● **WHAT NEEDS TO BE DONE**
Make an exact copy of the entries below.
start
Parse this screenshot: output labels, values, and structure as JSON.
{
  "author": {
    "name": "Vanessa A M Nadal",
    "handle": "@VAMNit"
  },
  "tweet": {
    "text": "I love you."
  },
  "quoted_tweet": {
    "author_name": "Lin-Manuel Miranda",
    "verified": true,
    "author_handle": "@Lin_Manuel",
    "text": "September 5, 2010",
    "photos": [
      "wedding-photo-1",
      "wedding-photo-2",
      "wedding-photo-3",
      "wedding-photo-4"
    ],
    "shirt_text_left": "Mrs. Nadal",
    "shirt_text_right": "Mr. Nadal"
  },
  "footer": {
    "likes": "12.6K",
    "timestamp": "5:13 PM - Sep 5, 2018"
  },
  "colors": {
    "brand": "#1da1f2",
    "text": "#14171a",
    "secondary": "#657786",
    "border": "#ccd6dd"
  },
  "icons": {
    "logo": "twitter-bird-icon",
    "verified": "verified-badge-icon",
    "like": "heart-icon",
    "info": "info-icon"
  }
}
end
● **RESULT FOR THIS TASK**
Parse this screenshot: output labels, values, and structure as JSON.
{
  "author": {
    "name": "Vanessa A M Nadal",
    "handle": "@VAMNit"
  },
  "tweet": {
    "text": "I love you."
  },
  "quoted_tweet": {
    "author_name": "Lin-Manuel Miranda",
    "verified": true,
    "author_handle": "@Lin_Manuel",
    "text": "September 5, 2010",
    "photos": [
      "wedding-photo-1",
      "wedding-photo-2",
      "wedding-photo-3",
      "wedding-photo-4"
    ],
    "shirt_text_left": "Mrs. Nadal",
    "shirt_text_right": "Mr. Nadal"
  },
  "footer": {
    "likes": "12.6K",
    "timestamp": "5:13 PM - Sep 5, 2018"
  },
  "colors": {
    "brand": "#1da1f2",
    "text": "#14171a",
    "secondary": "#657786",
    "border": "#ccd6dd"
  },
  "icons": {
    "logo": "twitter-bird-icon",
    "verified": "verified-badge-icon",
    "like": "heart-icon",
    "info": "info-icon"
  }
}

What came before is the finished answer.